# What to do:
Pull out every line containing the string "ottobre".

- - -

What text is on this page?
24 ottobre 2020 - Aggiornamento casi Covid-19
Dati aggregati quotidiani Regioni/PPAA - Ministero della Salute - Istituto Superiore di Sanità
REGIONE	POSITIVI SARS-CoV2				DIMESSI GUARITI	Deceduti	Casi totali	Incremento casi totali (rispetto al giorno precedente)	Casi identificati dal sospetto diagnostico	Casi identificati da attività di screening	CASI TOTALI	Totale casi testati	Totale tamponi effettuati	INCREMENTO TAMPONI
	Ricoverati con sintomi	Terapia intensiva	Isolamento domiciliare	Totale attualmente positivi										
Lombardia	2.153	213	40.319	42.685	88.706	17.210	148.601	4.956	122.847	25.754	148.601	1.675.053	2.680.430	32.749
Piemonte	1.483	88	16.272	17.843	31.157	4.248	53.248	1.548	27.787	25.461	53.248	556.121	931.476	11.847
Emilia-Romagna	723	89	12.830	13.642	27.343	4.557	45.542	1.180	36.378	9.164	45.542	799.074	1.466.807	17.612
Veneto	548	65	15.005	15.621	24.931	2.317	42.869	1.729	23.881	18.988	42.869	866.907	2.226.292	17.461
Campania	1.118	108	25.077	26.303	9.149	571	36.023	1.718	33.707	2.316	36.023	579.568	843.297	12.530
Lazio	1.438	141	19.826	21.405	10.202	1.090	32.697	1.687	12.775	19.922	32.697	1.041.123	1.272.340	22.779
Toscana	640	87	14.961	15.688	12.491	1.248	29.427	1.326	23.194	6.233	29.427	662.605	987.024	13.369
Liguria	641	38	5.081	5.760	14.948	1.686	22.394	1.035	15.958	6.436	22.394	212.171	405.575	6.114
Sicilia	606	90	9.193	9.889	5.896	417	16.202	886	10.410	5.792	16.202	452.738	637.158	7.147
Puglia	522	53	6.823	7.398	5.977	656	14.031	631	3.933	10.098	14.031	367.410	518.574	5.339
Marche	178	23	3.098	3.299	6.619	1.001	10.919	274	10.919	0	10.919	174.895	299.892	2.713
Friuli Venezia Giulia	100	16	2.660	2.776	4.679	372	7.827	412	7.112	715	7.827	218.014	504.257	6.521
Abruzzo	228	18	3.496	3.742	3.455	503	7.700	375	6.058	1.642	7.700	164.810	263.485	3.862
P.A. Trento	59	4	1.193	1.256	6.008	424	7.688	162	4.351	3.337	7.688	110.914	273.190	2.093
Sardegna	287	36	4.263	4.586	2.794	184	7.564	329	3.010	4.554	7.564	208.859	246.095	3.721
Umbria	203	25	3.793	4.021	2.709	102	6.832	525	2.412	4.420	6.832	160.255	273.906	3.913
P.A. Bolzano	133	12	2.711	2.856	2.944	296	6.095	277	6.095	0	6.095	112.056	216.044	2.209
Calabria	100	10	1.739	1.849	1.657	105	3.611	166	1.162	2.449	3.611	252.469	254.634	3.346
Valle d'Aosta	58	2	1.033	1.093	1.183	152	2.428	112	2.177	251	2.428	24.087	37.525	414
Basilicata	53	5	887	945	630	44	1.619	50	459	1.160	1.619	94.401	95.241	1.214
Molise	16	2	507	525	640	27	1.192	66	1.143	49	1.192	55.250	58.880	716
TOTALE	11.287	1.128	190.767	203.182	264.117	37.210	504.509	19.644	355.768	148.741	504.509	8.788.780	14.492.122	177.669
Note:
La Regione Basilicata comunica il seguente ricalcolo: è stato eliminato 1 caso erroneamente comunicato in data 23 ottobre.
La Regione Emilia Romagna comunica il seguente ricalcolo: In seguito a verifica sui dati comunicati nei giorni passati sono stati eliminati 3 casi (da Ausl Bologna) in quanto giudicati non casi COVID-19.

- - -

# Exercise response:
24 ottobre 2020 - Aggiornamento casi Covid-19
La Regione Basilicata comunica il seguente ricalcolo: è stato eliminato 1 caso erroneamente comunicato in data 23 ottobre.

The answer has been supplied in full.